[START ENTRIES SUPPLIED]
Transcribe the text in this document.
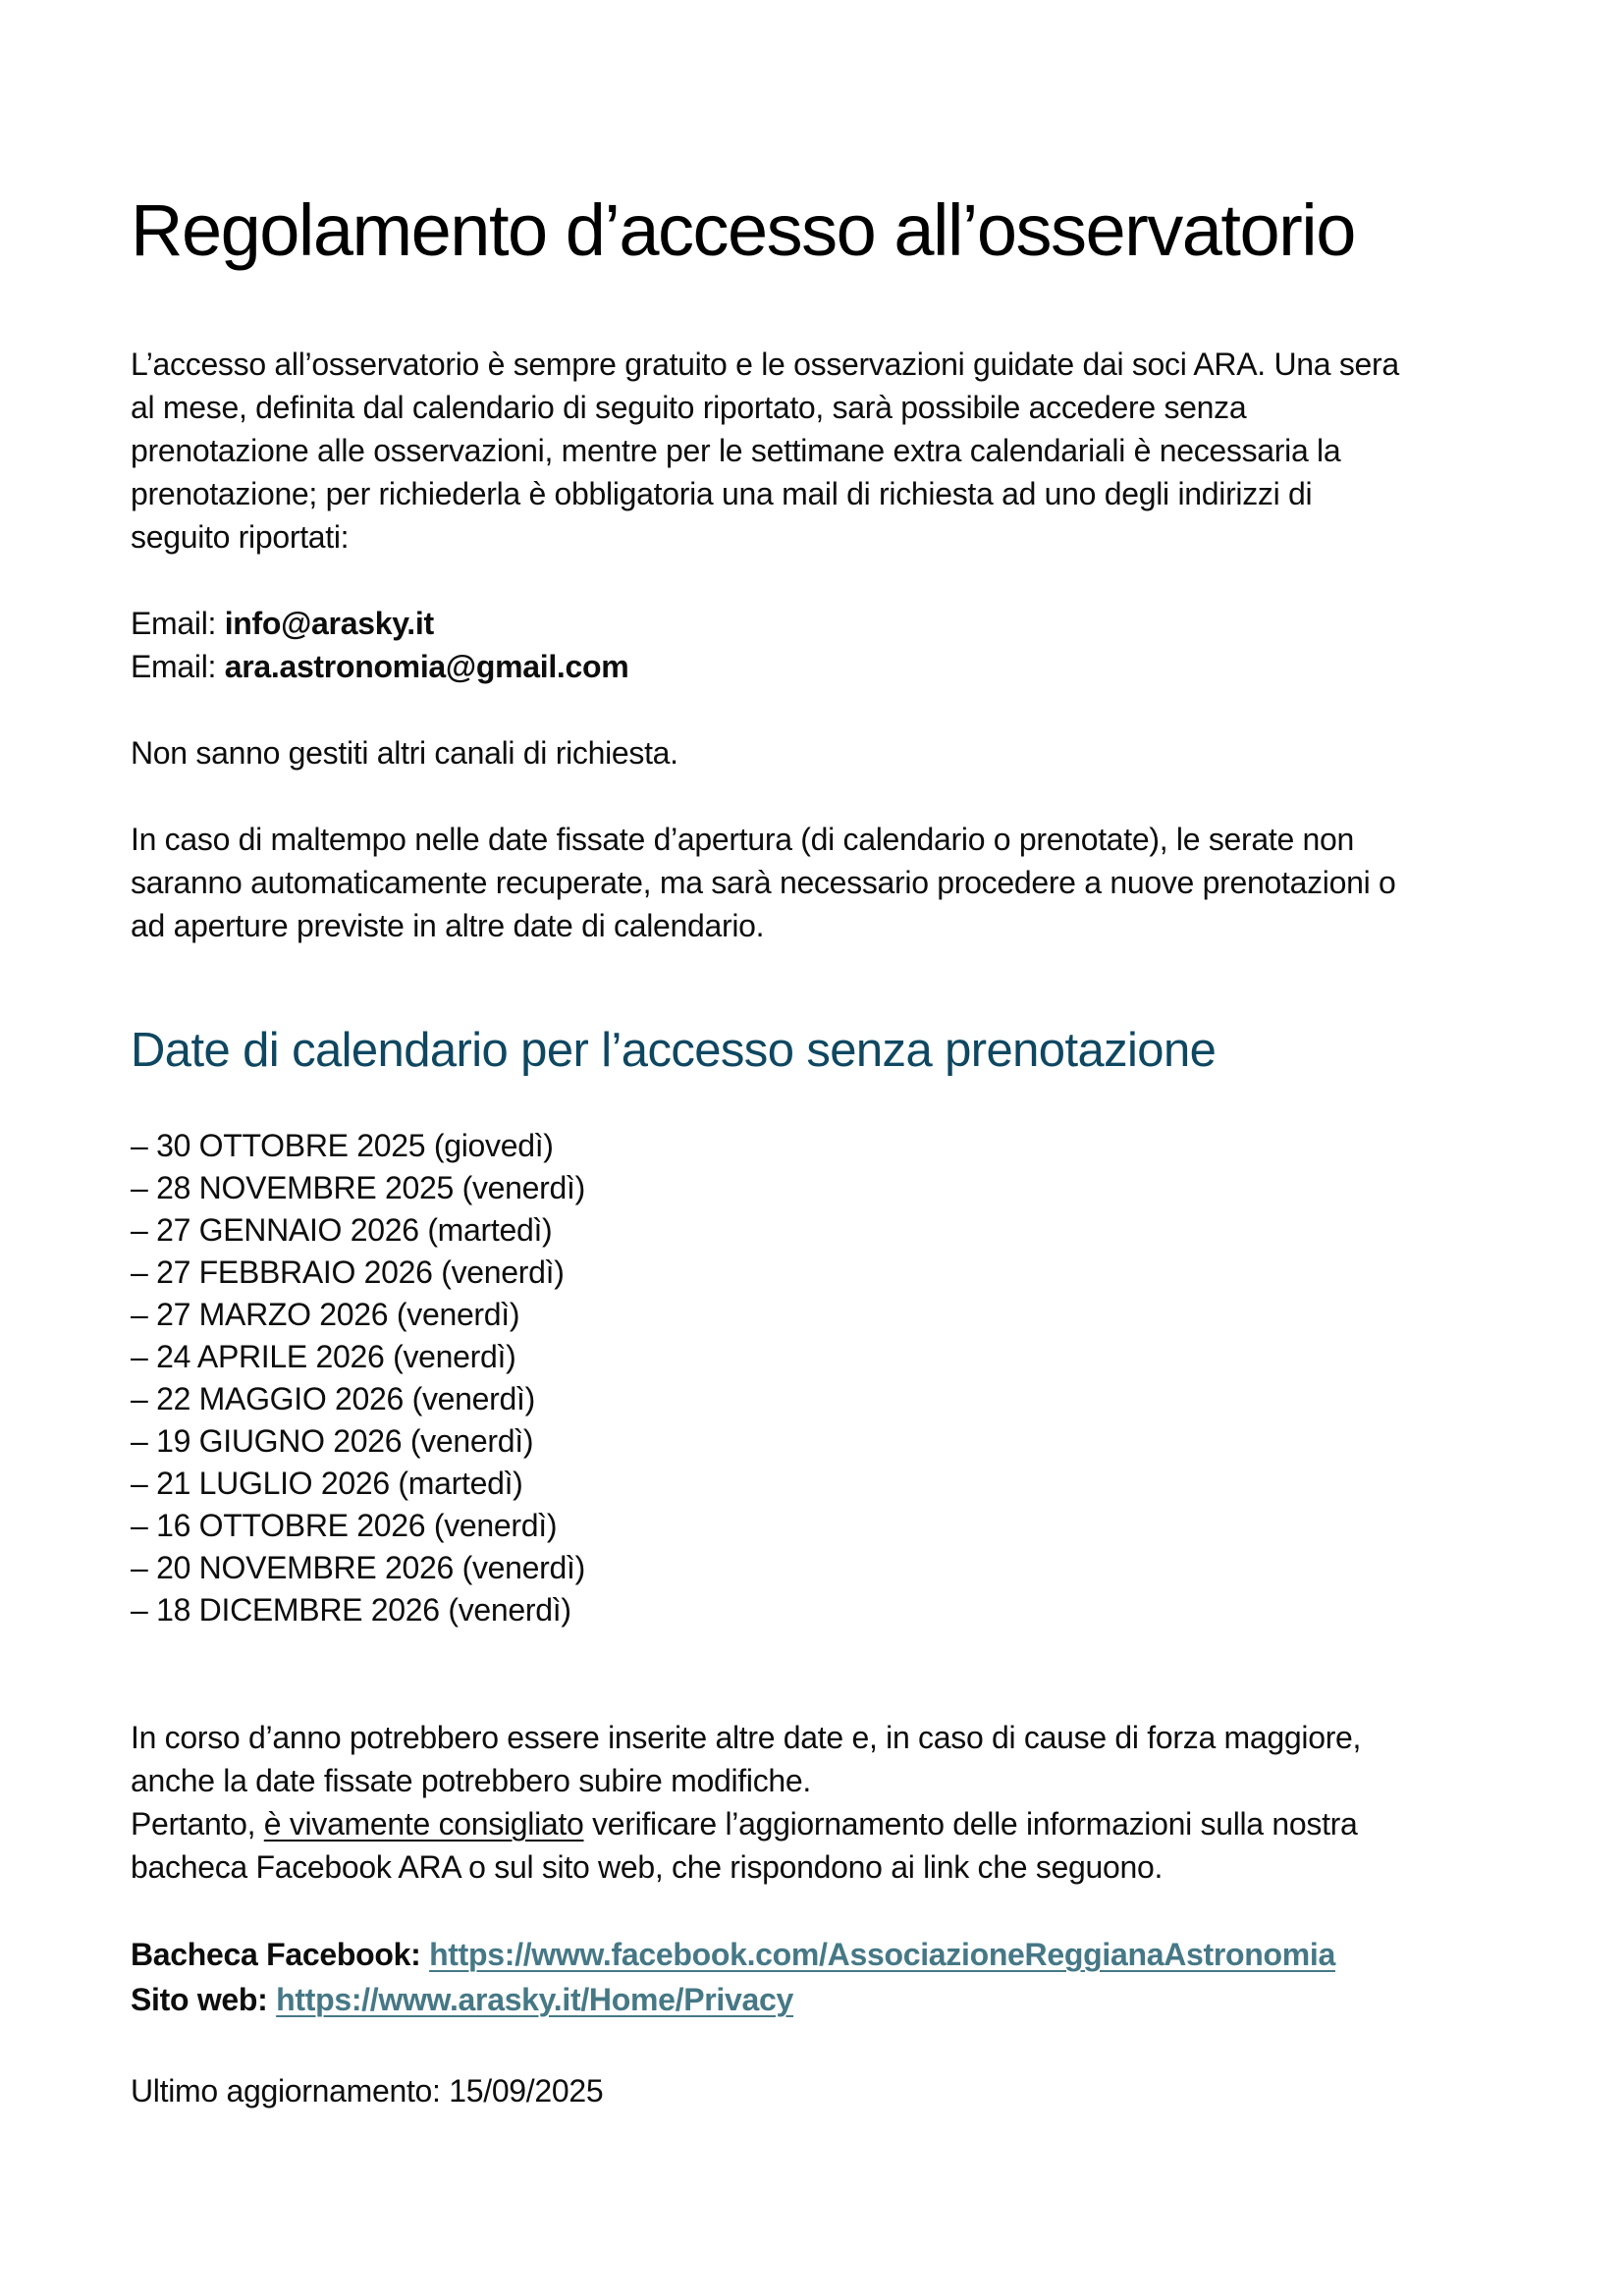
Regolamento d’accesso all’osservatorio

L’accesso all’osservatorio è sempre gratuito e le osservazioni guidate dai soci ARA. Una sera al mese, definita dal calendario di seguito riportato, sarà possibile accedere senza prenotazione alle osservazioni, mentre per le settimane extra calendariali è necessaria la prenotazione; per richiederla è obbligatoria una mail di richiesta ad uno degli indirizzi di seguito riportati:

Email: info@arasky.it

Email: ara.astronomia@gmail.com

Non sanno gestiti altri canali di richiesta.

In caso di maltempo nelle date fissate d’apertura (di calendario o prenotate), le serate non saranno automaticamente recuperate, ma sarà necessario procedere a nuove prenotazioni o ad aperture previste in altre date di calendario.

Date di calendario per l’accesso senza prenotazione
– 30 OTTOBRE 2025 (giovedì)
– 28 NOVEMBRE 2025 (venerdì)
– 27 GENNAIO 2026 (martedì)
– 27 FEBBRAIO 2026 (venerdì)
– 27 MARZO 2026 (venerdì)
– 24 APRILE 2026 (venerdì)
– 22 MAGGIO 2026 (venerdì)
– 19 GIUGNO 2026 (venerdì)
– 21 LUGLIO 2026 (martedì)
– 16 OTTOBRE 2026 (venerdì)
– 20 NOVEMBRE 2026 (venerdì)
– 18 DICEMBRE 2026 (venerdì)
In corso d’anno potrebbero essere inserite altre date e, in caso di cause di forza maggiore, anche la date fissate potrebbero subire modifiche.
Pertanto, è vivamente consigliato verificare l’aggiornamento delle informazioni sulla nostra bacheca Facebook ARA o sul sito web, che rispondono ai link che seguono.

Bacheca Facebook: https://www.facebook.com/AssociazioneReggianaAstronomia

Sito web: https://www.arasky.it/Home/Privacy

Ultimo aggiornamento: 15/09/2025
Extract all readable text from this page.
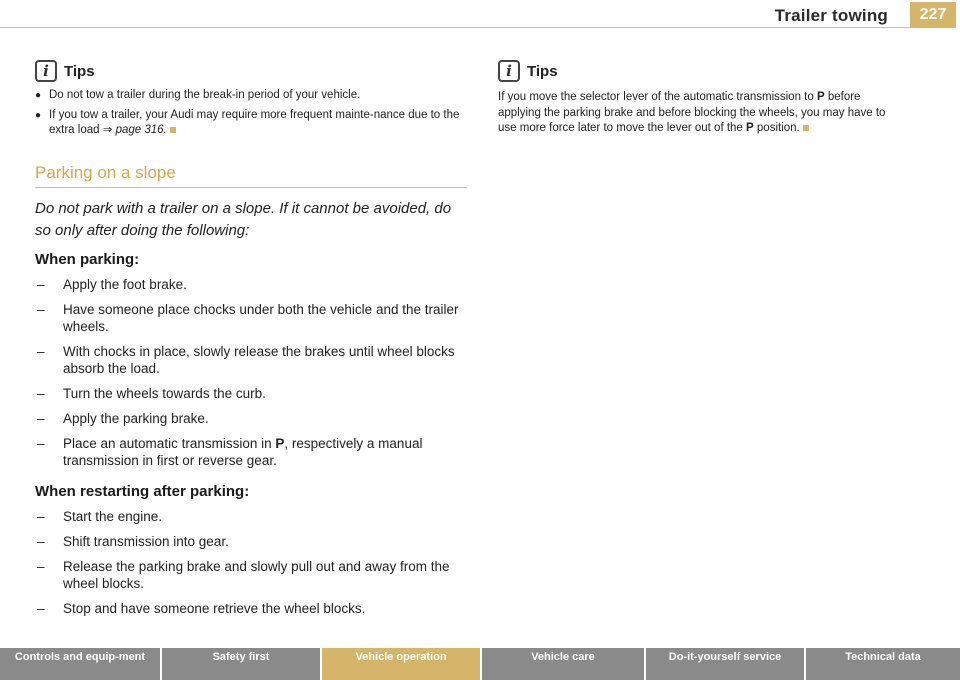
Trailer towing	227
i	Tips
● Do not tow a trailer during the break-in period of your vehicle.
● If you tow a trailer, your Audi may require more frequent mainte-nance due to the extra load ⇒ page 316.
Parking on a slope
Do not park with a trailer on a slope. If it cannot be avoided, do so only after doing the following:
When parking:
–	Apply the foot brake.
–	Have someone place chocks under both the vehicle and the trailer wheels.
–	With chocks in place, slowly release the brakes until wheel blocks absorb the load.
–	Turn the wheels towards the curb.
–	Apply the parking brake.
–	Place an automatic transmission in P, respectively a manual transmission in first or reverse gear.
When restarting after parking:
–	Start the engine.
–	Shift transmission into gear.
–	Release the parking brake and slowly pull out and away from the wheel blocks.
–	Stop and have someone retrieve the wheel blocks.
i	Tips
If you move the selector lever of the automatic transmission to P before applying the parking brake and before blocking the wheels, you may have to use more force later to move the lever out of the P position.
Controls and equip-ment	Safety first	Vehicle operation	Vehicle care	Do-it-yourself service	Technical data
[END ENTRIES SUPPLIED]
◆ **WRITTEN INSTRUCTION**:
Reply with nothing but the number of lines that contain the word "arasky".

◆ **REPLY TO THE EXERCISE**:
2